_DESCRIPTION OF THE TASK_. Copy out each line that includes the word "Serif".

_DATASET RECORDS_.

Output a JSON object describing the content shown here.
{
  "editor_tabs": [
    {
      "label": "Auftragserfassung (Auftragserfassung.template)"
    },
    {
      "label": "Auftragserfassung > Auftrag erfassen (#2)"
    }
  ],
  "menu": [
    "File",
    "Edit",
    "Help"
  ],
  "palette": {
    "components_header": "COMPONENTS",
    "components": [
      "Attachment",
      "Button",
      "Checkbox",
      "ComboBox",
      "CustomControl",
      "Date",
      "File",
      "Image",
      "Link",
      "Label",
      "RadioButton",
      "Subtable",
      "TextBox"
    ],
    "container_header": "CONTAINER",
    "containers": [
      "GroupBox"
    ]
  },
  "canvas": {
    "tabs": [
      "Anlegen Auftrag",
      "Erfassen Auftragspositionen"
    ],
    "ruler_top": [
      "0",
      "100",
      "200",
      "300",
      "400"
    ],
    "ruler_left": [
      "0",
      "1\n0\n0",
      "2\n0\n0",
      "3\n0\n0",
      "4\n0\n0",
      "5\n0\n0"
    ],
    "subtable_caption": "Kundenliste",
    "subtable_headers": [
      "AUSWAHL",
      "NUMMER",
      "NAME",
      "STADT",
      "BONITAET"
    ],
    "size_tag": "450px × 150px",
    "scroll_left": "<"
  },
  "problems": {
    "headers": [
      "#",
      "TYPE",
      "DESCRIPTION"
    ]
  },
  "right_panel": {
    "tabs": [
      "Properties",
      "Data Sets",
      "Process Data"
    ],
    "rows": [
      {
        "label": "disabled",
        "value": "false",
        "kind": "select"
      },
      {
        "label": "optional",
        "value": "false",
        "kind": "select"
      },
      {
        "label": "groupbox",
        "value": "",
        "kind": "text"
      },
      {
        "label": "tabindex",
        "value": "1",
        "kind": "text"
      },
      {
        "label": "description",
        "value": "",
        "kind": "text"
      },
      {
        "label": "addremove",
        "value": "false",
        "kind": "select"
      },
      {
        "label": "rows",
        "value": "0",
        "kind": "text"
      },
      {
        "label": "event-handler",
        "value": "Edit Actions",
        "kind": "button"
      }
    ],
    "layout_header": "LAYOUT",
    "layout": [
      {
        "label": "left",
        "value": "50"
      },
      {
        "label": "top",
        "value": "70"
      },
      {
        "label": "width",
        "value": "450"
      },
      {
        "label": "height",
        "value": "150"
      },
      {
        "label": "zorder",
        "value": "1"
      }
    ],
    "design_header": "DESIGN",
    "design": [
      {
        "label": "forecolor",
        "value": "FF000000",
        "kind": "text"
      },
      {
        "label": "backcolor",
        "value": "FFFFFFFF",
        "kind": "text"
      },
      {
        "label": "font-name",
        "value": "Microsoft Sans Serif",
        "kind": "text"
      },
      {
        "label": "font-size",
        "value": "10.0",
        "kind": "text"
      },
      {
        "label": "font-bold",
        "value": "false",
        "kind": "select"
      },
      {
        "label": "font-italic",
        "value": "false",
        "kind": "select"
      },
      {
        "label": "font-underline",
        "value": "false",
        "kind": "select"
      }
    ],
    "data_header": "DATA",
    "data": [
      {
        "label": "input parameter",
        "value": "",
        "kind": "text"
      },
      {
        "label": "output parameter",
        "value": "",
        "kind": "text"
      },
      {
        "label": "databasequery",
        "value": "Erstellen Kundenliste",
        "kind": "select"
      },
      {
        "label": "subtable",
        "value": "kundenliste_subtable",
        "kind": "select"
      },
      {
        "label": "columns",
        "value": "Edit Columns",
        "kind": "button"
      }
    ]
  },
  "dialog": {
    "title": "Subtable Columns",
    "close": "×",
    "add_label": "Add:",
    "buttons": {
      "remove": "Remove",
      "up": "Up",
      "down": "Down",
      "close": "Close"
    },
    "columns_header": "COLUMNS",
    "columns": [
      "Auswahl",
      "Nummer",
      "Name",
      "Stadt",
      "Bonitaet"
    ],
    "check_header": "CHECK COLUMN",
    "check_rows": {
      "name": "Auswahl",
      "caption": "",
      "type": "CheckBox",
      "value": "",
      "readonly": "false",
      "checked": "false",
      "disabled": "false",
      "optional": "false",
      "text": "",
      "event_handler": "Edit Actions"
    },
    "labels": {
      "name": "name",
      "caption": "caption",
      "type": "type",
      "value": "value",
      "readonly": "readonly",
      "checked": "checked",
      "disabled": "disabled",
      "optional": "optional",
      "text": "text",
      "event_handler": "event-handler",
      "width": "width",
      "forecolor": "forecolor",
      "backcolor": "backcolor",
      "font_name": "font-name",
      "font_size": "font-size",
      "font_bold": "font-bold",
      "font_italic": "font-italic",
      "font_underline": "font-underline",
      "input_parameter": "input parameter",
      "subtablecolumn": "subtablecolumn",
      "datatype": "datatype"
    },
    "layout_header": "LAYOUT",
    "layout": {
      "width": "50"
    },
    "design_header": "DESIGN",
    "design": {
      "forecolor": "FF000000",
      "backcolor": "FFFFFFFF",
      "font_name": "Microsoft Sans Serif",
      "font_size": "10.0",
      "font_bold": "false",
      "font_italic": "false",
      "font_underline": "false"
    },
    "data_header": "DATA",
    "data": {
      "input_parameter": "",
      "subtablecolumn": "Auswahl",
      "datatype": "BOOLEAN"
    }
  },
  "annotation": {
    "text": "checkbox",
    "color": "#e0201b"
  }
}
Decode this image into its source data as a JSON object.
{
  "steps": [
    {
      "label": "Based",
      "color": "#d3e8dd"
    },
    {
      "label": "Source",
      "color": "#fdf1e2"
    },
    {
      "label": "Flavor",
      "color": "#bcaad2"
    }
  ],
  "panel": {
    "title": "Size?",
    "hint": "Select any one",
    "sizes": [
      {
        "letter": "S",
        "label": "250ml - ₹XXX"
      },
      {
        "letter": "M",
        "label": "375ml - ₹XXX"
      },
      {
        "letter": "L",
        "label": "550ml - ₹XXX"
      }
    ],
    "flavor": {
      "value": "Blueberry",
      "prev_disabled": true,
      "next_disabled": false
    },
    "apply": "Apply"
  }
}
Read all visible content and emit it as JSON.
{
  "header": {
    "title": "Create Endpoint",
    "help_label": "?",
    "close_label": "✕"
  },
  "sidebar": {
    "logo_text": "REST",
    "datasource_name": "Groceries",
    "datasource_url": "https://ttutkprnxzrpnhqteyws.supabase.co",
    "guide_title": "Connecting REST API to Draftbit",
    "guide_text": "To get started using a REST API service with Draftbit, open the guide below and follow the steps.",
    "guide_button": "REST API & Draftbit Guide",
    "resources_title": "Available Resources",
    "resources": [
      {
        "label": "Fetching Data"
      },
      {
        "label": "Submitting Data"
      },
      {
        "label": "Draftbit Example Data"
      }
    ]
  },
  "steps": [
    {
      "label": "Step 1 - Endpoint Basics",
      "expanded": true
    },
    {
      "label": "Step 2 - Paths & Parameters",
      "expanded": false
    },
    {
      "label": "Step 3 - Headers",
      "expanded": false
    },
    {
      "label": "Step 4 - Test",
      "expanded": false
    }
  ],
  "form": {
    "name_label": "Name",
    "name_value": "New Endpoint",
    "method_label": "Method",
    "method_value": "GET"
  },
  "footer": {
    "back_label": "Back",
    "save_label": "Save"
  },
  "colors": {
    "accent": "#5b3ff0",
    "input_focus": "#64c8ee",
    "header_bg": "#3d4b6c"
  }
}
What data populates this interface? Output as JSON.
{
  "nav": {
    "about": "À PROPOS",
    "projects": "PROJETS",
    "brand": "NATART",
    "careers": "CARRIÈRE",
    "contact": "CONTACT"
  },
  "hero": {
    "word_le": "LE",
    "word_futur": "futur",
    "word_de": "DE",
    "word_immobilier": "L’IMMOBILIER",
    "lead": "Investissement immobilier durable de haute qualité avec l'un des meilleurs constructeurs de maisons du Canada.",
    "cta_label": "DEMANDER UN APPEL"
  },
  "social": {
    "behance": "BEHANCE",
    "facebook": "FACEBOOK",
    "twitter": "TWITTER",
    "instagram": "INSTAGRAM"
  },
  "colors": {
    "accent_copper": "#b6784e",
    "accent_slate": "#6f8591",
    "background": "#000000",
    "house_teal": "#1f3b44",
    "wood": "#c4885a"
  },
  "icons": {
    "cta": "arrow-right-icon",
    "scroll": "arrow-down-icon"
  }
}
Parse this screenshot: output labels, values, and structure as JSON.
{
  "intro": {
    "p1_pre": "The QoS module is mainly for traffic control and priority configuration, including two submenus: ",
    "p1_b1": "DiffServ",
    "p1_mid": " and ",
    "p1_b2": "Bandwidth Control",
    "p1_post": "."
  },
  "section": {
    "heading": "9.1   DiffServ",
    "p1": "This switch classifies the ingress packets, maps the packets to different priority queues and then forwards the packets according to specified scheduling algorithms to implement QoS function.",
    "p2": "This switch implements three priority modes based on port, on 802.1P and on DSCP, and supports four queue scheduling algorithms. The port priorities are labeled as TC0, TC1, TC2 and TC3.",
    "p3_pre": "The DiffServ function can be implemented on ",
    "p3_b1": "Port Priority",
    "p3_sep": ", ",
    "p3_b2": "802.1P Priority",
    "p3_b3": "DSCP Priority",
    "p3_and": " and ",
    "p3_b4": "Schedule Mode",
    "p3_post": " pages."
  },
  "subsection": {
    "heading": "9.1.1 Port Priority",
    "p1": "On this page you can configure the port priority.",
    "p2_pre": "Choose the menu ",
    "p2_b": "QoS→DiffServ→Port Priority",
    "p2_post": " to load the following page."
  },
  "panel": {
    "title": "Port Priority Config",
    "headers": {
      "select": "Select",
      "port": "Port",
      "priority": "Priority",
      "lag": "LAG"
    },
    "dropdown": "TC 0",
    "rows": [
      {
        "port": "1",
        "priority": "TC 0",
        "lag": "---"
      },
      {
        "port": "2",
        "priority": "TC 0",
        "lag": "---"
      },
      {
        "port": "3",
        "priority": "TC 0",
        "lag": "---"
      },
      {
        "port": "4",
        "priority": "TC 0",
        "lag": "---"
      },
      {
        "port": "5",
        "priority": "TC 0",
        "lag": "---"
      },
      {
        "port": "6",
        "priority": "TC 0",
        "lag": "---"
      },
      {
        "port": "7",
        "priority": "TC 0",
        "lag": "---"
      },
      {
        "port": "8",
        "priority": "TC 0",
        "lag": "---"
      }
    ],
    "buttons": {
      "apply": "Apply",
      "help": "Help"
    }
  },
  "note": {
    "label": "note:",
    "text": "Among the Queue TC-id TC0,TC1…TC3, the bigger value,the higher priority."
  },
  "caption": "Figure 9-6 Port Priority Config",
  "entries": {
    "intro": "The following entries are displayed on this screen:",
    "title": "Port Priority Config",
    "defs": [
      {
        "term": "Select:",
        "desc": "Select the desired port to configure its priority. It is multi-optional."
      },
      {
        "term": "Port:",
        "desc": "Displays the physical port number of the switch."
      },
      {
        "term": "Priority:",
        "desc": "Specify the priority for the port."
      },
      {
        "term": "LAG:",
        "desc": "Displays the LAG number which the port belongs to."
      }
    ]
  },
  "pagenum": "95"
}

_TASK OUTPUT_.
        "value": "Microsoft Sans Serif",
      "font_name": "Microsoft Sans Serif",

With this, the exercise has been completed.